WRITTEN REQUEST:
Take every line from the listing below that includes "level" and copy it.

(Records about charts and figures)
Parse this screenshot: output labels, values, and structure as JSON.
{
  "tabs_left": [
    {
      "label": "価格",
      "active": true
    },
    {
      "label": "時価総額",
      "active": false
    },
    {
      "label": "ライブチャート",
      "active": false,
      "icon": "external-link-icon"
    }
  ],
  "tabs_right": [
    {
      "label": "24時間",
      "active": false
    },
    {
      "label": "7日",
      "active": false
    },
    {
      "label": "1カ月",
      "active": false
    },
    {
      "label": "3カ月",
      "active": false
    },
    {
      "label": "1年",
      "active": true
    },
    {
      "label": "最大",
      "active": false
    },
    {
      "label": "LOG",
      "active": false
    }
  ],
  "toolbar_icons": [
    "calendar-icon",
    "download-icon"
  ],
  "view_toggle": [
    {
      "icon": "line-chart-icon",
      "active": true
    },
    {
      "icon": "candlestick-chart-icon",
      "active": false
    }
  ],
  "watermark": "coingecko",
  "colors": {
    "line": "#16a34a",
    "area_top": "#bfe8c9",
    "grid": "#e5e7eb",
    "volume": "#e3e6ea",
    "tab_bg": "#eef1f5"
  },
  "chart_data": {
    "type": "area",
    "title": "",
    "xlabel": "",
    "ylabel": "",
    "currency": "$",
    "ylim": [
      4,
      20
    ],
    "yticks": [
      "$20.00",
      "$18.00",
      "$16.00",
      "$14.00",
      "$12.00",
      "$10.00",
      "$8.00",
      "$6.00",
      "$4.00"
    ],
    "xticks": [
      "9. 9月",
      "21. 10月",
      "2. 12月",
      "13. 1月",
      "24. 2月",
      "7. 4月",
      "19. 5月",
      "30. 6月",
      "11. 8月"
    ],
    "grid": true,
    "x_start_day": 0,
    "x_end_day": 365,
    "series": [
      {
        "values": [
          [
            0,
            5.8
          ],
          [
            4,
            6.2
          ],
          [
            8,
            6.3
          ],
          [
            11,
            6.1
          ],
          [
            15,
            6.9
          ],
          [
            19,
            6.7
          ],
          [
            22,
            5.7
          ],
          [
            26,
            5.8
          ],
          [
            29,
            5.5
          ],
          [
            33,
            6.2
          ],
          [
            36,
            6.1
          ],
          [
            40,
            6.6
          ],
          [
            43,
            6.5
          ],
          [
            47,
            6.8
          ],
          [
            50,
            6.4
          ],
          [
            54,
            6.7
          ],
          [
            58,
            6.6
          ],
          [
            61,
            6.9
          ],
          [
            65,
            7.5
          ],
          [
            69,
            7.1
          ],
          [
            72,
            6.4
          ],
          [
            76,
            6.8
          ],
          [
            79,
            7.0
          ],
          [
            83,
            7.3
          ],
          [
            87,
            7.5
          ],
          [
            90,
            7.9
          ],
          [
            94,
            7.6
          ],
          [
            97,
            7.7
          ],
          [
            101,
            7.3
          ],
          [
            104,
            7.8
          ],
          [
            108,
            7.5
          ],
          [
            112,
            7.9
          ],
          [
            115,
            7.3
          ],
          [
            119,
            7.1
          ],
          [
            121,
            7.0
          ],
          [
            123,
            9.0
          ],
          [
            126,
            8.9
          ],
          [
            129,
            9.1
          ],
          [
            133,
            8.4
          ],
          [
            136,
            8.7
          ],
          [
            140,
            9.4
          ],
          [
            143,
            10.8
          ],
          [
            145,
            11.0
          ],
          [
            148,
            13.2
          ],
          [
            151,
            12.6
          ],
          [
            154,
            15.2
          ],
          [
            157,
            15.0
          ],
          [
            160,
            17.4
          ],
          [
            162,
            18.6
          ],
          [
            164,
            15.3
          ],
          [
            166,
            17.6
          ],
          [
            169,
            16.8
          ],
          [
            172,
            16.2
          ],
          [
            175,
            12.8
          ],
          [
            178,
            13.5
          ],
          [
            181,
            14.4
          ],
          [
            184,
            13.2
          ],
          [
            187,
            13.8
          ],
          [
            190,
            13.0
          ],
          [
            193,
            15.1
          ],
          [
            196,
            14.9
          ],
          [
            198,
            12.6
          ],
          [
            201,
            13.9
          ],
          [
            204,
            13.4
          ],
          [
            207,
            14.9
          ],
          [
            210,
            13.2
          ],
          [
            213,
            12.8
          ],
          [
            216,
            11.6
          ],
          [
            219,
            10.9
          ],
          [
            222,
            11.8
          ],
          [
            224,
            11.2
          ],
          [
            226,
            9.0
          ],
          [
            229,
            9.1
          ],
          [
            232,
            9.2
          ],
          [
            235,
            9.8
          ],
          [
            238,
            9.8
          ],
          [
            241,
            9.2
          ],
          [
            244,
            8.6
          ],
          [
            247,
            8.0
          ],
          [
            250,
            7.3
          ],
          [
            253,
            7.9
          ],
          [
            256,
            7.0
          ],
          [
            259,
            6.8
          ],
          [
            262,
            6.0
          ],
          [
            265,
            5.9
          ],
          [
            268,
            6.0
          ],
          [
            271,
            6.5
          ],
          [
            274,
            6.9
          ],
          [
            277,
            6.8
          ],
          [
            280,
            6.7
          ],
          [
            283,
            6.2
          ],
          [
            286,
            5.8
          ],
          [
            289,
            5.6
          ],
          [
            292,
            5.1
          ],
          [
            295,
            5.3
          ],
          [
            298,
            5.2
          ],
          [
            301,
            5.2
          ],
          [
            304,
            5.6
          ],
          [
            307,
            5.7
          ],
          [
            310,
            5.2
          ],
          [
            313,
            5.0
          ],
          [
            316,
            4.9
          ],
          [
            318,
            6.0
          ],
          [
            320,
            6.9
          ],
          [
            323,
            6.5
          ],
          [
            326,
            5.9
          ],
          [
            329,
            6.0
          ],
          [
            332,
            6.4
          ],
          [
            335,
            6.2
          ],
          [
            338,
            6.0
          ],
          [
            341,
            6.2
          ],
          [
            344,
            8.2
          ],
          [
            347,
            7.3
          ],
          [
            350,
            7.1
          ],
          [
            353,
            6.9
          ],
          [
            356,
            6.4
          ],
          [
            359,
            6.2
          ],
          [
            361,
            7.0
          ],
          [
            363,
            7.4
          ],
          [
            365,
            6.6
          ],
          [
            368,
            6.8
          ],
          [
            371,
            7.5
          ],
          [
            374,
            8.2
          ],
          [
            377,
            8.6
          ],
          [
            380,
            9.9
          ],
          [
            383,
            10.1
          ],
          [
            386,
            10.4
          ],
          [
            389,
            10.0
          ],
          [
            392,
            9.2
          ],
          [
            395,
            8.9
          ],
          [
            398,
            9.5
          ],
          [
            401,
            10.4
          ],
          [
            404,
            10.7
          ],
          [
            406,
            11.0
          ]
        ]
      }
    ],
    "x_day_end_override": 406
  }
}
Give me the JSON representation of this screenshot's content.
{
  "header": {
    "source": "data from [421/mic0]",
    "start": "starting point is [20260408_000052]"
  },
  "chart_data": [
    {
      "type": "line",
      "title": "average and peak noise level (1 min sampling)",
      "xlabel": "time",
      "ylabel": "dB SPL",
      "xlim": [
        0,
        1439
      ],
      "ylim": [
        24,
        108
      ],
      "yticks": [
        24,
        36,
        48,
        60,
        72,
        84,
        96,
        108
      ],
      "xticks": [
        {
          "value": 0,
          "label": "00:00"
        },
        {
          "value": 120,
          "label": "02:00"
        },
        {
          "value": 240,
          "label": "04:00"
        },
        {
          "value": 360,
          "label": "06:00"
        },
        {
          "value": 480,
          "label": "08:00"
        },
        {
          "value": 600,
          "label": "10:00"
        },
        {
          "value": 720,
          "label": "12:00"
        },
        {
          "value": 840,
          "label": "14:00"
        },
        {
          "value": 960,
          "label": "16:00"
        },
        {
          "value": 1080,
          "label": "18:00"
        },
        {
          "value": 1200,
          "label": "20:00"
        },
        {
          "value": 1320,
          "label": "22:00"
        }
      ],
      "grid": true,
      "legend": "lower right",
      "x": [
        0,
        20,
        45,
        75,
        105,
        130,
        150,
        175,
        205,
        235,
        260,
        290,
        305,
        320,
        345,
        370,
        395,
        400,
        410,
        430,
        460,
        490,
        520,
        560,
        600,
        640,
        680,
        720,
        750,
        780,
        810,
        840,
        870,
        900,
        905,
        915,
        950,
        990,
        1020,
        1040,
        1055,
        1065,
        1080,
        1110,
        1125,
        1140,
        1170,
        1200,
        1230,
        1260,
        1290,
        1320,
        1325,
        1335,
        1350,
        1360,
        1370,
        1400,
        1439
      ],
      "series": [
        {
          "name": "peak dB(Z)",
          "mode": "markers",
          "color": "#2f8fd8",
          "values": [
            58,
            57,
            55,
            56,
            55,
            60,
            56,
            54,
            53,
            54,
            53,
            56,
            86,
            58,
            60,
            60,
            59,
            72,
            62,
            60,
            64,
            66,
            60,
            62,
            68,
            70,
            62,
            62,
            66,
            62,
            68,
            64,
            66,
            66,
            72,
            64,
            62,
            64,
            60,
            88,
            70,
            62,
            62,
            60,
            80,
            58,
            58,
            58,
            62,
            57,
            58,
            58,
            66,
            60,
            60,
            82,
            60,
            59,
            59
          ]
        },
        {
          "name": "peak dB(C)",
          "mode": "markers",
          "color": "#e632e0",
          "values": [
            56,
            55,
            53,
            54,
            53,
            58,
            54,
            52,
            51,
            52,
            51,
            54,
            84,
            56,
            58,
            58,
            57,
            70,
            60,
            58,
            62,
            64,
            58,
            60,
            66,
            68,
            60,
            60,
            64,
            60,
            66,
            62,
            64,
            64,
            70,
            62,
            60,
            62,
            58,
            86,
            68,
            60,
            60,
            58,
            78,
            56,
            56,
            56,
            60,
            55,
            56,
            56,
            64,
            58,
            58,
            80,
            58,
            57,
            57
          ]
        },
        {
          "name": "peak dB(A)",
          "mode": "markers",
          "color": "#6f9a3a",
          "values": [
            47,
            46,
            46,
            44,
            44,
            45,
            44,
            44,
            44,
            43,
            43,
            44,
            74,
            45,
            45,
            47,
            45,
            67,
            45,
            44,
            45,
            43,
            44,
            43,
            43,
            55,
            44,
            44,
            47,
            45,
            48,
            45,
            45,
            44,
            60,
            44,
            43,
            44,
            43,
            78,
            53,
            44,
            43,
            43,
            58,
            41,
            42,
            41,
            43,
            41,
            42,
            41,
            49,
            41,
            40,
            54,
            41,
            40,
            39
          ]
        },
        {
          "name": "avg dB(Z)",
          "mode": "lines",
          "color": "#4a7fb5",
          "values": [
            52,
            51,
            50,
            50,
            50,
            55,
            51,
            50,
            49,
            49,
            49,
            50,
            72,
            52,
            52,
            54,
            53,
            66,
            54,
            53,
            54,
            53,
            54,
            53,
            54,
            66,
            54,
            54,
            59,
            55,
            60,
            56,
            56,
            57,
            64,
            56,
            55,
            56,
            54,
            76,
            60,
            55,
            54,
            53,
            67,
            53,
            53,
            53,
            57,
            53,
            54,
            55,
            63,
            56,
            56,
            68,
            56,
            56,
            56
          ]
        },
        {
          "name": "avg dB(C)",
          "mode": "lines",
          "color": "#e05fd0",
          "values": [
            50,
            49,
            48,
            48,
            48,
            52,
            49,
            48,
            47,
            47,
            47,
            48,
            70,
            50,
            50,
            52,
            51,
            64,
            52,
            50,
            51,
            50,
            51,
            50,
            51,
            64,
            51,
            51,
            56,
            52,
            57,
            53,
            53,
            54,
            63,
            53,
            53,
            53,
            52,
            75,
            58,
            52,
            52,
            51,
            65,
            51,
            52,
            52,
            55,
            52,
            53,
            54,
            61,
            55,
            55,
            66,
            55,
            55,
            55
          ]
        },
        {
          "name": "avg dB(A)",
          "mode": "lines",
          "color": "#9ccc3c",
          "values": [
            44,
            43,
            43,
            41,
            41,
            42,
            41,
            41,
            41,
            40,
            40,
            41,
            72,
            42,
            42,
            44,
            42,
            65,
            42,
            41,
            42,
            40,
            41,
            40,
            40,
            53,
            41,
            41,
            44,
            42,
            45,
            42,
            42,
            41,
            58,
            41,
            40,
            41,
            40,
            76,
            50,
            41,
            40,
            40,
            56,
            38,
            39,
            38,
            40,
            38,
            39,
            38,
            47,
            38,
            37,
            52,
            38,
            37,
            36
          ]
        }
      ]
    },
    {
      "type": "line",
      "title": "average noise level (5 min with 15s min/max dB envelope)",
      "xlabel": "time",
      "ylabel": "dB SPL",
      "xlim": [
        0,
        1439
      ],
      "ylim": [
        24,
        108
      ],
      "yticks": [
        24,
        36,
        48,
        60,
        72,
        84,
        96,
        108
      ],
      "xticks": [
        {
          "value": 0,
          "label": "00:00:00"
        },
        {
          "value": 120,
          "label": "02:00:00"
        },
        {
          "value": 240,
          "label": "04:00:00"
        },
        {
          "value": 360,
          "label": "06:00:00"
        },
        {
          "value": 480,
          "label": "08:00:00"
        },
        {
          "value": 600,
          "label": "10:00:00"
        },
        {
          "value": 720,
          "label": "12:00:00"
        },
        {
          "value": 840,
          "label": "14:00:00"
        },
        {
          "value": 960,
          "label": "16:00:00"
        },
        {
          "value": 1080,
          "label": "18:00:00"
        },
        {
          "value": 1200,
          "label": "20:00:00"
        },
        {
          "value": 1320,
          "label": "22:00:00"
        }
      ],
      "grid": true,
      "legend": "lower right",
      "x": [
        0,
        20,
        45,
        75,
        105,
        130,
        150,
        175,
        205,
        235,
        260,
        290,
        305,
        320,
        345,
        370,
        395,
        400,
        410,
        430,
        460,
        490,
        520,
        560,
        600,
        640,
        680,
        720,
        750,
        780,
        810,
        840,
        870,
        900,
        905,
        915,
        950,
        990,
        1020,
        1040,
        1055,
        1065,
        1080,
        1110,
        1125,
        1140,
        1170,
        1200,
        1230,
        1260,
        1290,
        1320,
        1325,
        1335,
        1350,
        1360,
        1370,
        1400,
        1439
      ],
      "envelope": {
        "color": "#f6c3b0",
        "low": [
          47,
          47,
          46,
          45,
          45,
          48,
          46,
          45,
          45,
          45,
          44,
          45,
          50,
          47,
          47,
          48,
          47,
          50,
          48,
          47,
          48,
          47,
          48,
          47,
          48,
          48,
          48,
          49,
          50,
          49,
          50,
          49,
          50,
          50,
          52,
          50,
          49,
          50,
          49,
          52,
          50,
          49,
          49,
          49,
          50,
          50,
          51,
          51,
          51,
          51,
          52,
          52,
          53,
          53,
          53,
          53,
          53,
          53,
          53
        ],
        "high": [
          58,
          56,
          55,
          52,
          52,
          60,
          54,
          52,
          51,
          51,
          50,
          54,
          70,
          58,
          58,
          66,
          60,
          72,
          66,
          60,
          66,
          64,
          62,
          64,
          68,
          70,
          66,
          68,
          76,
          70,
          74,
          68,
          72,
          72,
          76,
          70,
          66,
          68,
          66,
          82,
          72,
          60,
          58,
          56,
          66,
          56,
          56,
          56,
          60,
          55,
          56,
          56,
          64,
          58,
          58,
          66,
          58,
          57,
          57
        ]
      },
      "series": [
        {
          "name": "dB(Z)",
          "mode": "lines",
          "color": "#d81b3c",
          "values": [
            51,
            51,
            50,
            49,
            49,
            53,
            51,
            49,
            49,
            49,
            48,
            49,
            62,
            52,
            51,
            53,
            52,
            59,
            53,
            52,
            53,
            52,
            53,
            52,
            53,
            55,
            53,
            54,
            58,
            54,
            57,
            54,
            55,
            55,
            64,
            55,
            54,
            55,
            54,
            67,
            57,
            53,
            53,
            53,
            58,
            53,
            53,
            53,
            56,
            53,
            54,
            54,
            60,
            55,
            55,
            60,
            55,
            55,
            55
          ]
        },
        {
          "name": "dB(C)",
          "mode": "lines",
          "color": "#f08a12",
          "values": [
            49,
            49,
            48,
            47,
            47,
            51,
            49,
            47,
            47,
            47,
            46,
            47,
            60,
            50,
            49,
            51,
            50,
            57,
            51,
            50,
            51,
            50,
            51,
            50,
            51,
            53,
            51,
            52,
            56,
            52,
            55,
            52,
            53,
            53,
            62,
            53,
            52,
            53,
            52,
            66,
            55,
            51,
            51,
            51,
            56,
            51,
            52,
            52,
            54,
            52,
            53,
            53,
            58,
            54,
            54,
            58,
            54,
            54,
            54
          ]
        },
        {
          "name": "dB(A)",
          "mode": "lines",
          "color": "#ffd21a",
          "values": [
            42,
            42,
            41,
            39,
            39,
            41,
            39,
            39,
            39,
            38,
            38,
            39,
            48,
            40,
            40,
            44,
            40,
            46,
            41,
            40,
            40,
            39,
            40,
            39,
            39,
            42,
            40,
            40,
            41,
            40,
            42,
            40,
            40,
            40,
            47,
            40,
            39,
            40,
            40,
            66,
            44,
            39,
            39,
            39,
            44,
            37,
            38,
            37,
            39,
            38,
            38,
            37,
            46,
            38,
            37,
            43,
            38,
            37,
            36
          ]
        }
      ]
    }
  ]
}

ANSWER:
      "title": "average and peak noise level (1 min sampling)",
      "title": "average noise level (5 min with 15s min/max dB envelope)",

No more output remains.